● Dataset excerpts
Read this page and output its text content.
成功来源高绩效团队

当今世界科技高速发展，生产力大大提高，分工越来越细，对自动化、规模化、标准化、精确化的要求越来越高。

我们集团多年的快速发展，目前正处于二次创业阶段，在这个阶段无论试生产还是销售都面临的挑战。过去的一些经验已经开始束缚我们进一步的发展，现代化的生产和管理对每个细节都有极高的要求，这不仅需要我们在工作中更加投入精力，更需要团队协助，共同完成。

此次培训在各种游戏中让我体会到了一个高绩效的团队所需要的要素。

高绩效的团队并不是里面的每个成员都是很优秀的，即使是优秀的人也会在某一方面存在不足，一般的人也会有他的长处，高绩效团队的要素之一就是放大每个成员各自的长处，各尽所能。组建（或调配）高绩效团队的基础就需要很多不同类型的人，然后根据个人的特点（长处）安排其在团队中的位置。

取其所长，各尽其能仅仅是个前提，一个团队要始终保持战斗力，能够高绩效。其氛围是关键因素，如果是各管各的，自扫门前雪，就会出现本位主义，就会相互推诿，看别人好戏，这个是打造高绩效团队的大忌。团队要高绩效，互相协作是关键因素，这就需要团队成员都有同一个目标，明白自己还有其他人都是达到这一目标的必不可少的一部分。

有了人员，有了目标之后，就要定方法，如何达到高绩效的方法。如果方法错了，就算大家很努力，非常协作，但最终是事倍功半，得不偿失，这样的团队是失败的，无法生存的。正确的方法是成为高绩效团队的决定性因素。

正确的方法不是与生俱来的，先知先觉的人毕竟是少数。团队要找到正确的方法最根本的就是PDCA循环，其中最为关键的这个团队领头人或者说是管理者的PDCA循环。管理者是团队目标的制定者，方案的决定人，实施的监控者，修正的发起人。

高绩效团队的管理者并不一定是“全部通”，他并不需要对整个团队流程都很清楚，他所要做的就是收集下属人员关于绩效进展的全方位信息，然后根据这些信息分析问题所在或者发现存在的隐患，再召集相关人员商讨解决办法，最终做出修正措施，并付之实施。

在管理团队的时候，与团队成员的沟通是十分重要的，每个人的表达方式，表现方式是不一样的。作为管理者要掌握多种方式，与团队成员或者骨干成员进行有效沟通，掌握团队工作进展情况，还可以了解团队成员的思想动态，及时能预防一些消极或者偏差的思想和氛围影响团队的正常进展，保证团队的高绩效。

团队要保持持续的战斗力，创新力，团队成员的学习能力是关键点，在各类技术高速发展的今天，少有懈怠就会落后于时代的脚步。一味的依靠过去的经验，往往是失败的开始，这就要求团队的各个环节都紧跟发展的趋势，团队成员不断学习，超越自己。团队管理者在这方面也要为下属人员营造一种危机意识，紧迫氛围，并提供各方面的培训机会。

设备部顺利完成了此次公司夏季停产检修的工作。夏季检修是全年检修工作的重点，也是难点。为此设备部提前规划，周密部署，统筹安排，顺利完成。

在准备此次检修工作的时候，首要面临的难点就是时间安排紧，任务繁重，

● Exercise description
Output the whole listing above again, word for word.

● Result for this exercise
Read this page and output its text content.
成功来源高绩效团队

当今世界科技高速发展，生产力大大提高，分工越来越细，对自动化、规模化、标准化、精确化的要求越来越高。

我们集团多年的快速发展，目前正处于二次创业阶段，在这个阶段无论试生产还是销售都面临的挑战。过去的一些经验已经开始束缚我们进一步的发展，现代化的生产和管理对每个细节都有极高的要求，这不仅需要我们在工作中更加投入精力，更需要团队协助，共同完成。

此次培训在各种游戏中让我体会到了一个高绩效的团队所需要的要素。

高绩效的团队并不是里面的每个成员都是很优秀的，即使是优秀的人也会在某一方面存在不足，一般的人也会有他的长处，高绩效团队的要素之一就是放大每个成员各自的长处，各尽所能。组建（或调配）高绩效团队的基础就需要很多不同类型的人，然后根据个人的特点（长处）安排其在团队中的位置。

取其所长，各尽其能仅仅是个前提，一个团队要始终保持战斗力，能够高绩效。其氛围是关键因素，如果是各管各的，自扫门前雪，就会出现本位主义，就会相互推诿，看别人好戏，这个是打造高绩效团队的大忌。团队要高绩效，互相协作是关键因素，这就需要团队成员都有同一个目标，明白自己还有其他人都是达到这一目标的必不可少的一部分。

有了人员，有了目标之后，就要定方法，如何达到高绩效的方法。如果方法错了，就算大家很努力，非常协作，但最终是事倍功半，得不偿失，这样的团队是失败的，无法生存的。正确的方法是成为高绩效团队的决定性因素。

正确的方法不是与生俱来的，先知先觉的人毕竟是少数。团队要找到正确的方法最根本的就是PDCA循环，其中最为关键的这个团队领头人或者说是管理者的PDCA循环。管理者是团队目标的制定者，方案的决定人，实施的监控者，修正的发起人。

高绩效团队的管理者并不一定是“全部通”，他并不需要对整个团队流程都很清楚，他所要做的就是收集下属人员关于绩效进展的全方位信息，然后根据这些信息分析问题所在或者发现存在的隐患，再召集相关人员商讨解决办法，最终做出修正措施，并付之实施。

在管理团队的时候，与团队成员的沟通是十分重要的，每个人的表达方式，表现方式是不一样的。作为管理者要掌握多种方式，与团队成员或者骨干成员进行有效沟通，掌握团队工作进展情况，还可以了解团队成员的思想动态，及时能预防一些消极或者偏差的思想和氛围影响团队的正常进展，保证团队的高绩效。

团队要保持持续的战斗力，创新力，团队成员的学习能力是关键点，在各类技术高速发展的今天，少有懈怠就会落后于时代的脚步。一味的依靠过去的经验，往往是失败的开始，这就要求团队的各个环节都紧跟发展的趋势，团队成员不断学习，超越自己。团队管理者在这方面也要为下属人员营造一种危机意识，紧迫氛围，并提供各方面的培训机会。

设备部顺利完成了此次公司夏季停产检修的工作。夏季检修是全年检修工作的重点，也是难点。为此设备部提前规划，周密部署，统筹安排，顺利完成。

在准备此次检修工作的时候，首要面临的难点就是时间安排紧，任务繁重，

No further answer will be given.